* _Task details_
Locate every line below that contains the word "detached" and copy it.

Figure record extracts
[start]

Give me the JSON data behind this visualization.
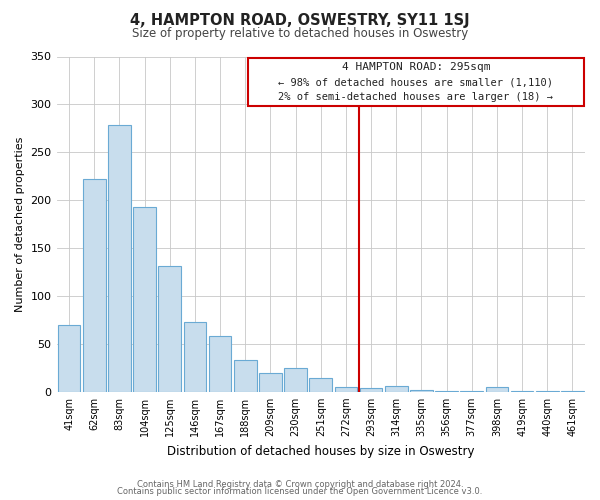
{
  "title": "4, HAMPTON ROAD, OSWESTRY, SY11 1SJ",
  "subtitle": "Size of property relative to detached houses in Oswestry",
  "xlabel": "Distribution of detached houses by size in Oswestry",
  "ylabel": "Number of detached properties",
  "categories": [
    "41sqm",
    "62sqm",
    "83sqm",
    "104sqm",
    "125sqm",
    "146sqm",
    "167sqm",
    "188sqm",
    "209sqm",
    "230sqm",
    "251sqm",
    "272sqm",
    "293sqm",
    "314sqm",
    "335sqm",
    "356sqm",
    "377sqm",
    "398sqm",
    "419sqm",
    "440sqm",
    "461sqm"
  ],
  "values": [
    70,
    222,
    278,
    193,
    131,
    73,
    58,
    33,
    20,
    25,
    14,
    5,
    4,
    6,
    2,
    1,
    1,
    5,
    1,
    1,
    1
  ],
  "bar_color": "#c8dded",
  "bar_edge_color": "#6aaad4",
  "marker_line_color": "#cc0000",
  "annotation_line1": "4 HAMPTON ROAD: 295sqm",
  "annotation_line2": "← 98% of detached houses are smaller (1,110)",
  "annotation_line3": "2% of semi-detached houses are larger (18) →",
  "ylim": [
    0,
    350
  ],
  "yticks": [
    0,
    50,
    100,
    150,
    200,
    250,
    300,
    350
  ],
  "footer_line1": "Contains HM Land Registry data © Crown copyright and database right 2024.",
  "footer_line2": "Contains public sector information licensed under the Open Government Licence v3.0.",
  "background_color": "#ffffff",
  "grid_color": "#c8c8c8"
}
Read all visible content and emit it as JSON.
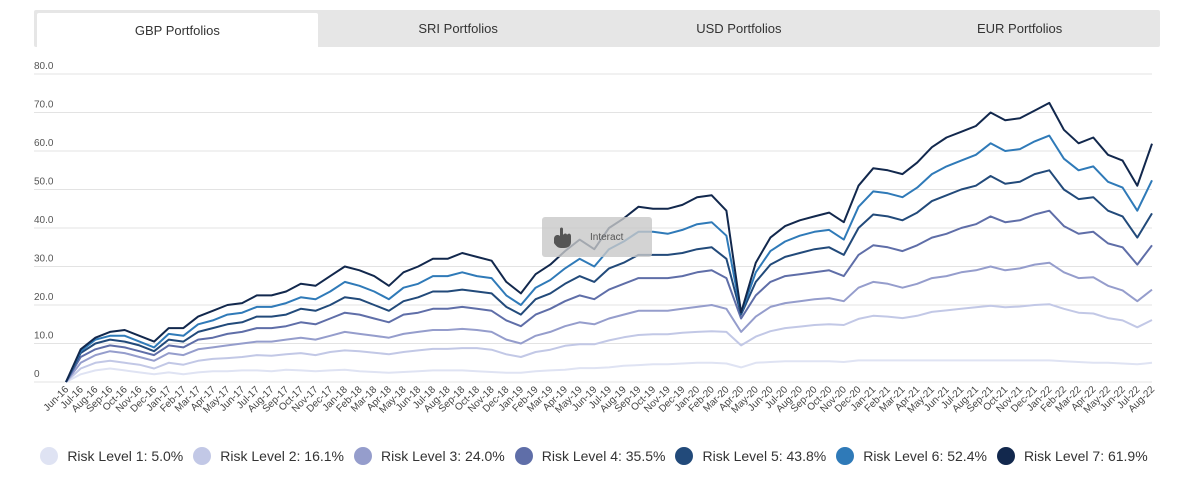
{
  "tabs": [
    {
      "label": "GBP Portfolios",
      "active": true
    },
    {
      "label": "SRI Portfolios",
      "active": false
    },
    {
      "label": "USD Portfolios",
      "active": false
    },
    {
      "label": "EUR Portfolios",
      "active": false
    }
  ],
  "interact_label": "Interact",
  "chart_data": {
    "type": "line",
    "title": "",
    "xlabel": "",
    "ylabel": "",
    "ylim": [
      0,
      80
    ],
    "yticks": [
      "0",
      "10.0",
      "20.0",
      "30.0",
      "40.0",
      "50.0",
      "60.0",
      "70.0",
      "80.0"
    ],
    "grid": true,
    "legend_position": "bottom",
    "x": [
      "Jun-16",
      "Jul-16",
      "Aug-16",
      "Sep-16",
      "Oct-16",
      "Nov-16",
      "Dec-16",
      "Jan-17",
      "Feb-17",
      "Mar-17",
      "Apr-17",
      "May-17",
      "Jun-17",
      "Jul-17",
      "Aug-17",
      "Sep-17",
      "Oct-17",
      "Nov-17",
      "Dec-17",
      "Jan-18",
      "Feb-18",
      "Mar-18",
      "Apr-18",
      "May-18",
      "Jun-18",
      "Jul-18",
      "Aug-18",
      "Sep-18",
      "Oct-18",
      "Nov-18",
      "Dec-18",
      "Jan-19",
      "Feb-19",
      "Mar-19",
      "Apr-19",
      "May-19",
      "Jun-19",
      "Jul-19",
      "Aug-19",
      "Sep-19",
      "Oct-19",
      "Nov-19",
      "Dec-19",
      "Jan-20",
      "Feb-20",
      "Mar-20",
      "Apr-20",
      "May-20",
      "Jun-20",
      "Jul-20",
      "Aug-20",
      "Sep-20",
      "Oct-20",
      "Nov-20",
      "Dec-20",
      "Jan-21",
      "Feb-21",
      "Mar-21",
      "Apr-21",
      "May-21",
      "Jun-21",
      "Jul-21",
      "Aug-21",
      "Sep-21",
      "Oct-21",
      "Nov-21",
      "Dec-21",
      "Jan-22",
      "Feb-22",
      "Mar-22",
      "Apr-22",
      "May-22",
      "Jun-22",
      "Jul-22",
      "Aug-22"
    ],
    "series": [
      {
        "name": "Risk Level 1: 5.0%",
        "color": "#dfe3f3",
        "values": [
          0,
          2.0,
          3.0,
          3.5,
          3.0,
          2.5,
          2.0,
          2.5,
          2.0,
          2.5,
          2.8,
          2.8,
          3.0,
          3.0,
          2.8,
          3.2,
          3.0,
          2.8,
          3.0,
          3.2,
          2.8,
          2.6,
          2.4,
          2.6,
          2.8,
          3.0,
          3.0,
          3.0,
          2.8,
          2.6,
          2.4,
          2.4,
          2.8,
          3.0,
          3.2,
          3.6,
          3.6,
          3.8,
          4.2,
          4.4,
          4.6,
          4.6,
          4.8,
          5.0,
          5.0,
          4.8,
          3.8,
          5.0,
          5.2,
          5.4,
          5.4,
          5.4,
          5.4,
          5.2,
          5.6,
          5.6,
          5.6,
          5.6,
          5.6,
          5.6,
          5.6,
          5.6,
          5.6,
          5.6,
          5.6,
          5.6,
          5.6,
          5.6,
          5.4,
          5.2,
          5.0,
          5.0,
          4.8,
          4.6,
          5.0
        ]
      },
      {
        "name": "Risk Level 2: 16.1%",
        "color": "#c2c8e6",
        "values": [
          0,
          3.5,
          5.0,
          5.5,
          5.0,
          4.5,
          3.5,
          5.0,
          4.5,
          5.5,
          6.0,
          6.2,
          6.5,
          7.0,
          6.8,
          7.2,
          7.5,
          7.0,
          7.8,
          8.2,
          8.0,
          7.6,
          7.2,
          7.8,
          8.2,
          8.6,
          8.6,
          8.8,
          8.8,
          8.4,
          7.2,
          6.5,
          7.8,
          8.4,
          9.4,
          9.8,
          9.8,
          10.8,
          11.6,
          12.2,
          12.4,
          12.4,
          12.8,
          13.0,
          13.2,
          13.0,
          9.5,
          11.8,
          13.2,
          14.0,
          14.4,
          14.8,
          15.0,
          14.8,
          16.4,
          17.2,
          17.0,
          16.6,
          17.2,
          18.2,
          18.6,
          19.0,
          19.4,
          19.8,
          19.4,
          19.6,
          20.0,
          20.2,
          19.0,
          18.0,
          17.8,
          16.6,
          16.0,
          14.2,
          16.1
        ]
      },
      {
        "name": "Risk Level 3: 24.0%",
        "color": "#959dcc",
        "values": [
          0,
          5.0,
          7.0,
          8.0,
          7.5,
          6.5,
          5.5,
          7.5,
          7.0,
          8.5,
          9.0,
          9.5,
          10.0,
          10.5,
          10.5,
          11.0,
          11.5,
          11.0,
          12.0,
          13.0,
          12.5,
          12.0,
          11.5,
          12.5,
          13.0,
          13.5,
          13.5,
          13.8,
          13.5,
          13.0,
          11.0,
          10.0,
          12.0,
          13.0,
          14.5,
          15.5,
          15.0,
          16.5,
          17.5,
          18.5,
          18.5,
          18.5,
          19.0,
          19.5,
          20.0,
          19.0,
          13.0,
          17.0,
          19.5,
          20.5,
          21.0,
          21.5,
          21.8,
          21.0,
          24.5,
          26.0,
          25.5,
          24.5,
          25.5,
          27.0,
          27.5,
          28.5,
          29.0,
          30.0,
          29.0,
          29.5,
          30.5,
          31.0,
          28.5,
          27.0,
          27.2,
          25.0,
          23.8,
          21.0,
          24.0
        ]
      },
      {
        "name": "Risk Level 4: 35.5%",
        "color": "#5f6ea8",
        "values": [
          0,
          6.5,
          8.5,
          9.5,
          9.0,
          8.0,
          7.0,
          9.5,
          9.0,
          11.0,
          11.5,
          12.5,
          13.0,
          14.0,
          14.0,
          14.5,
          15.5,
          15.0,
          16.5,
          18.0,
          17.5,
          16.5,
          15.5,
          17.5,
          18.0,
          19.0,
          19.0,
          19.5,
          19.0,
          18.5,
          16.0,
          14.5,
          17.5,
          19.0,
          21.0,
          22.5,
          21.5,
          24.0,
          25.5,
          27.0,
          27.0,
          27.0,
          27.5,
          28.5,
          29.0,
          27.0,
          16.5,
          22.5,
          26.0,
          27.5,
          28.0,
          28.5,
          29.0,
          27.5,
          33.0,
          35.5,
          35.0,
          34.0,
          35.5,
          37.5,
          38.5,
          40.0,
          41.0,
          43.0,
          41.5,
          42.0,
          43.5,
          44.5,
          40.5,
          38.5,
          39.0,
          36.0,
          35.0,
          30.5,
          35.5
        ]
      },
      {
        "name": "Risk Level 5: 43.8%",
        "color": "#224a7a",
        "values": [
          0,
          7.5,
          10.0,
          11.0,
          10.5,
          9.5,
          8.0,
          11.0,
          10.5,
          13.0,
          14.0,
          15.0,
          15.5,
          17.0,
          17.0,
          17.5,
          19.0,
          18.5,
          20.0,
          22.0,
          21.5,
          20.0,
          18.5,
          21.0,
          22.0,
          23.5,
          23.5,
          24.0,
          23.5,
          23.0,
          19.5,
          17.5,
          21.5,
          23.0,
          25.5,
          27.5,
          26.0,
          29.5,
          31.0,
          33.0,
          33.0,
          33.0,
          33.5,
          34.5,
          35.0,
          32.0,
          17.5,
          26.0,
          30.5,
          32.5,
          33.5,
          34.5,
          35.0,
          33.0,
          40.0,
          43.5,
          43.0,
          42.0,
          44.0,
          47.0,
          48.5,
          50.0,
          51.0,
          53.5,
          51.5,
          52.0,
          54.0,
          55.0,
          50.0,
          47.5,
          48.0,
          44.5,
          43.0,
          37.5,
          43.8
        ]
      },
      {
        "name": "Risk Level 6: 52.4%",
        "color": "#2f7ab8",
        "values": [
          0,
          8.0,
          11.0,
          12.0,
          12.0,
          10.5,
          9.0,
          12.5,
          12.0,
          15.0,
          16.0,
          17.5,
          18.0,
          19.5,
          19.5,
          20.5,
          22.0,
          21.5,
          23.5,
          26.0,
          25.0,
          23.5,
          21.5,
          24.5,
          25.5,
          27.5,
          27.5,
          28.5,
          27.5,
          27.0,
          22.5,
          20.0,
          24.5,
          26.5,
          29.5,
          32.0,
          30.0,
          34.5,
          36.5,
          39.0,
          39.0,
          38.5,
          39.5,
          41.0,
          41.5,
          38.0,
          17.8,
          28.5,
          34.0,
          36.5,
          38.0,
          39.0,
          39.5,
          37.0,
          45.5,
          49.5,
          49.0,
          48.0,
          50.5,
          54.0,
          56.0,
          57.5,
          59.0,
          62.0,
          60.0,
          60.5,
          62.5,
          64.0,
          58.0,
          55.0,
          56.0,
          52.0,
          50.5,
          44.5,
          52.4
        ]
      },
      {
        "name": "Risk Level 7: 61.9%",
        "color": "#12284d",
        "values": [
          0,
          8.5,
          11.5,
          13.0,
          13.5,
          12.0,
          10.5,
          14.0,
          14.0,
          17.0,
          18.5,
          20.0,
          20.5,
          22.5,
          22.5,
          23.5,
          25.5,
          25.0,
          27.5,
          30.0,
          29.0,
          27.5,
          25.0,
          28.5,
          30.0,
          32.0,
          32.0,
          33.5,
          32.5,
          31.5,
          26.0,
          23.0,
          28.0,
          30.5,
          34.0,
          37.0,
          34.5,
          40.0,
          42.5,
          45.5,
          45.0,
          45.0,
          46.0,
          48.0,
          48.5,
          44.5,
          18.0,
          31.0,
          37.5,
          40.5,
          42.0,
          43.0,
          44.0,
          41.5,
          51.0,
          55.5,
          55.0,
          54.0,
          57.0,
          61.0,
          63.5,
          65.0,
          66.5,
          70.0,
          68.0,
          68.5,
          70.5,
          72.5,
          65.5,
          62.0,
          63.5,
          59.0,
          57.5,
          51.0,
          61.9
        ]
      }
    ]
  }
}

[end]

* _Written response_
  "subtitle": "Size of property relative to detached houses in Oswestry",
  "xlabel": "Distribution of detached houses by size in Oswestry",
  "ylabel": "Number of detached properties",
  "annotation_line2": "← 98% of detached houses are smaller (1,110)",
  "annotation_line3": "2% of semi-detached houses are larger (18) →",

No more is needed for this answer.